• **Directive**:
Keep every line where the word "page" appears; drop the rest.
------------------------------
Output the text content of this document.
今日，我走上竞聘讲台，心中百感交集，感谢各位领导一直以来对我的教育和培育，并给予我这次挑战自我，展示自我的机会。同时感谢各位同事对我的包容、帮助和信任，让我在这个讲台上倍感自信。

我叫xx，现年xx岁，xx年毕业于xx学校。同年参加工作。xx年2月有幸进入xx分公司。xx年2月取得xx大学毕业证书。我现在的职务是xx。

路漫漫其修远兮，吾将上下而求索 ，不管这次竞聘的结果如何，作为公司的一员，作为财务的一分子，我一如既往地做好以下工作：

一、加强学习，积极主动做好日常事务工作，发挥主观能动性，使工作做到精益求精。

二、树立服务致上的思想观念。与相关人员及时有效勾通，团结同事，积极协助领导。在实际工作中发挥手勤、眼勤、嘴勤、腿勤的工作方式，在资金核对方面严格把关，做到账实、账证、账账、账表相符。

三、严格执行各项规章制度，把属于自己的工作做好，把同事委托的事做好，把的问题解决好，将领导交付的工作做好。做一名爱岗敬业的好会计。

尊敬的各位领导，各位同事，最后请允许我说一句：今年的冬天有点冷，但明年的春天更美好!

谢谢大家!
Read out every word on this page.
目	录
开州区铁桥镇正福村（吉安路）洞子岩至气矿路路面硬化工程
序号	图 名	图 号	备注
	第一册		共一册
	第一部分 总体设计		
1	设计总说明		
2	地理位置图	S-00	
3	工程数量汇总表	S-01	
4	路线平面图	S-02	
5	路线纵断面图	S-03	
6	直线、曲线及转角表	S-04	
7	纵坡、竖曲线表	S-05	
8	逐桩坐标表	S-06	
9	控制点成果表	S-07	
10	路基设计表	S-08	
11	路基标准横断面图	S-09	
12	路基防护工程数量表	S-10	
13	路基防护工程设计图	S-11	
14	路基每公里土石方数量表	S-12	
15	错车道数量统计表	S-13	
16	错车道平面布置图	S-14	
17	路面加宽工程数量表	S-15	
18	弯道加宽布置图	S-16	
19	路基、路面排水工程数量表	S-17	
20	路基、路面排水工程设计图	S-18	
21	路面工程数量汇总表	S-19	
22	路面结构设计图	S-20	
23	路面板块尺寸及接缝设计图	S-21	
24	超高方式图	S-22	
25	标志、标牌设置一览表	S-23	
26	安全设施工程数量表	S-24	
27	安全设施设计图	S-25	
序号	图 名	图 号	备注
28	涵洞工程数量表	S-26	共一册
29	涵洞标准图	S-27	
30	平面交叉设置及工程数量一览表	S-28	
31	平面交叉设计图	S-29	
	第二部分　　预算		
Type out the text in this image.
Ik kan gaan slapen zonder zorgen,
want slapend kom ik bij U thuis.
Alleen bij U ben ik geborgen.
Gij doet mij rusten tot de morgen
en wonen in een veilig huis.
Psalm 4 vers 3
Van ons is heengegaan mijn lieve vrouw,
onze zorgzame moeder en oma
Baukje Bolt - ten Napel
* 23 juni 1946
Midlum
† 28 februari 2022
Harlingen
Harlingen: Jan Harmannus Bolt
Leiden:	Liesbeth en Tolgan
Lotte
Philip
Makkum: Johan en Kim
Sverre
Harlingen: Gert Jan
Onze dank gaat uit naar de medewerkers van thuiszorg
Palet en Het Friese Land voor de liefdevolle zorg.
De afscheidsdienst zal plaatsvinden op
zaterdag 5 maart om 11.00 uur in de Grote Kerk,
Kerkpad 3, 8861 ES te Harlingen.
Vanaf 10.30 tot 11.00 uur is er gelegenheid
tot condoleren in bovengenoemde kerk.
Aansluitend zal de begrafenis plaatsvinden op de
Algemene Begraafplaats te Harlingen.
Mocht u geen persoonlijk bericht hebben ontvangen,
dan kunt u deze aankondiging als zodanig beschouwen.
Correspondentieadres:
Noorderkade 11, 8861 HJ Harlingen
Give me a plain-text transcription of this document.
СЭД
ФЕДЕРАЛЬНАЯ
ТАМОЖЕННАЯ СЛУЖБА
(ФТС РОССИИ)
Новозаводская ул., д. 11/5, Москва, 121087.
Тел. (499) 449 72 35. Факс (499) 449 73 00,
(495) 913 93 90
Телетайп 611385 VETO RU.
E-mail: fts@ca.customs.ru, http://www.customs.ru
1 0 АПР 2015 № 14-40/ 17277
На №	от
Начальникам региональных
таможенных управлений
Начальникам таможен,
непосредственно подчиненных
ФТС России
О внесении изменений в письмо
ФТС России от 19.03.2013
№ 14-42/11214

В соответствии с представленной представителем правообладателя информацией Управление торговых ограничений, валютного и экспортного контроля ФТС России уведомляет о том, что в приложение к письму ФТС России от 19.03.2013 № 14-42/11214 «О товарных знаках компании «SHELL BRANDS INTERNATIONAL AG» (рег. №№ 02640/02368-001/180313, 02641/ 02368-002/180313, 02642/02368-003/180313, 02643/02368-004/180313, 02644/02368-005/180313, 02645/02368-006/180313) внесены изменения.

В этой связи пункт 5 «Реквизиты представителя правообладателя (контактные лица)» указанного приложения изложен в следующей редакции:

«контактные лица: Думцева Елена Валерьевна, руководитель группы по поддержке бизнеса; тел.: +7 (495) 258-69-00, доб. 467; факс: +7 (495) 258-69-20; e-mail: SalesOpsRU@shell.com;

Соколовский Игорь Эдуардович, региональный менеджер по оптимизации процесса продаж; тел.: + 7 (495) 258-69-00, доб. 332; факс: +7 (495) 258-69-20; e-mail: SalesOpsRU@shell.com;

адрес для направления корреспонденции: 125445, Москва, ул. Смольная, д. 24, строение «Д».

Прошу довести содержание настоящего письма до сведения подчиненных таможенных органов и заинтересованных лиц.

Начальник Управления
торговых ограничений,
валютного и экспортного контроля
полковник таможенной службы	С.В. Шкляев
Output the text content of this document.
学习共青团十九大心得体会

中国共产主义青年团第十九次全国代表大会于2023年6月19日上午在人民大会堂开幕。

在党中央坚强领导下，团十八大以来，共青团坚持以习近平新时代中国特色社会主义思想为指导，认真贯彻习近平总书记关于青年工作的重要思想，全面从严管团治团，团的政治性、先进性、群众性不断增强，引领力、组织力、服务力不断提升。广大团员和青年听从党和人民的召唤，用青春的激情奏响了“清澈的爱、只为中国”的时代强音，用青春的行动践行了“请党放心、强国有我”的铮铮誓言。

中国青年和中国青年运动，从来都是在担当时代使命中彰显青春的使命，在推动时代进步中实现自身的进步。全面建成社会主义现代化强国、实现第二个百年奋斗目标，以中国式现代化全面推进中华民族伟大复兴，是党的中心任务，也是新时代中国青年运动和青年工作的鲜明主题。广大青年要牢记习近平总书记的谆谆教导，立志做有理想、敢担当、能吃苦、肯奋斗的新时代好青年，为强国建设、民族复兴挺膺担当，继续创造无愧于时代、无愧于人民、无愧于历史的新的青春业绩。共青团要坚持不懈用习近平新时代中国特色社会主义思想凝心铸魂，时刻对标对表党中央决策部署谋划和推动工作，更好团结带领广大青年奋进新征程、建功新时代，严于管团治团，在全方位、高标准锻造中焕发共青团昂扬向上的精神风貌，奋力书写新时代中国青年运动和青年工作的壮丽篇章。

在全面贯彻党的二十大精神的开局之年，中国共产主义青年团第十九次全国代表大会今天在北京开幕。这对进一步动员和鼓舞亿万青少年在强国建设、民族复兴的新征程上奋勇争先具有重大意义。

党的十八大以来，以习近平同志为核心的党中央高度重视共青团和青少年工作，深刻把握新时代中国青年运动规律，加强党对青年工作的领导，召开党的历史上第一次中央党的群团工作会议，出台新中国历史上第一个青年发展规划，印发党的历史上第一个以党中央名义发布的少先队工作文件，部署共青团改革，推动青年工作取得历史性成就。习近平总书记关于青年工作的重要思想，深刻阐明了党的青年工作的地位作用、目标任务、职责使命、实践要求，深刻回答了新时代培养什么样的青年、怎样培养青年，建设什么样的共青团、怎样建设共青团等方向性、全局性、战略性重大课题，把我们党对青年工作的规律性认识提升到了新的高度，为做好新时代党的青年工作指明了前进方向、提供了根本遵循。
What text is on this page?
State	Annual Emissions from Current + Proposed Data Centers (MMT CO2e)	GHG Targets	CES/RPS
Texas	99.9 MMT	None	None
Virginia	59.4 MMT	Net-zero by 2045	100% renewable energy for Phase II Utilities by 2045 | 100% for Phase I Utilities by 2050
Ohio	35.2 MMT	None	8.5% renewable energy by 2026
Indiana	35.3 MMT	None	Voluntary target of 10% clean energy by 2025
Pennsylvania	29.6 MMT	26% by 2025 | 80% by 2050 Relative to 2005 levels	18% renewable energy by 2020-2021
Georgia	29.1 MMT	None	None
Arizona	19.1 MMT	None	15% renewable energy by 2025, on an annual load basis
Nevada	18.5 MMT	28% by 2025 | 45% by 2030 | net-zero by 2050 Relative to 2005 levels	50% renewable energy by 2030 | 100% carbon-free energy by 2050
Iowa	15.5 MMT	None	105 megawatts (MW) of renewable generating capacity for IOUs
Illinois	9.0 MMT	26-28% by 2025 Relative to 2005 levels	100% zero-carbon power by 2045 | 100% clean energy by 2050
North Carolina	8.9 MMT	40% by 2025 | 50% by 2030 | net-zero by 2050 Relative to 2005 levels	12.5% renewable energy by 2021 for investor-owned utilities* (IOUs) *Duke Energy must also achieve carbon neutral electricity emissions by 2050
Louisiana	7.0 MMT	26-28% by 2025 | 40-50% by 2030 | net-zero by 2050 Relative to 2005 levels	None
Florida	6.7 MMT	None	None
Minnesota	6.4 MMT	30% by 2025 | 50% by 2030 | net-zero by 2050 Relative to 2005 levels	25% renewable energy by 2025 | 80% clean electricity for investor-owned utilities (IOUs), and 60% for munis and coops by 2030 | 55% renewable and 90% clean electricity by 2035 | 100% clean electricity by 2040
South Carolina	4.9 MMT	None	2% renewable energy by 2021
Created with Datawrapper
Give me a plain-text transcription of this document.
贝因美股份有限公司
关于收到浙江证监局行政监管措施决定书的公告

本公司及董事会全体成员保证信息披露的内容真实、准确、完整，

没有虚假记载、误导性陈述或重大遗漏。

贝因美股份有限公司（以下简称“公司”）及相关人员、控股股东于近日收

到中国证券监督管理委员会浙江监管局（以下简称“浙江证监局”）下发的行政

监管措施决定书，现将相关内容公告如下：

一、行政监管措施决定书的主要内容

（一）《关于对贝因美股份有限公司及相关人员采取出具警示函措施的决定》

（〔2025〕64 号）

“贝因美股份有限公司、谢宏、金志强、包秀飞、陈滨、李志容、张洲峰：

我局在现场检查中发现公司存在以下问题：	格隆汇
------------------------------
• **Written solution**:
Read out every word on this page.
What text is on this page?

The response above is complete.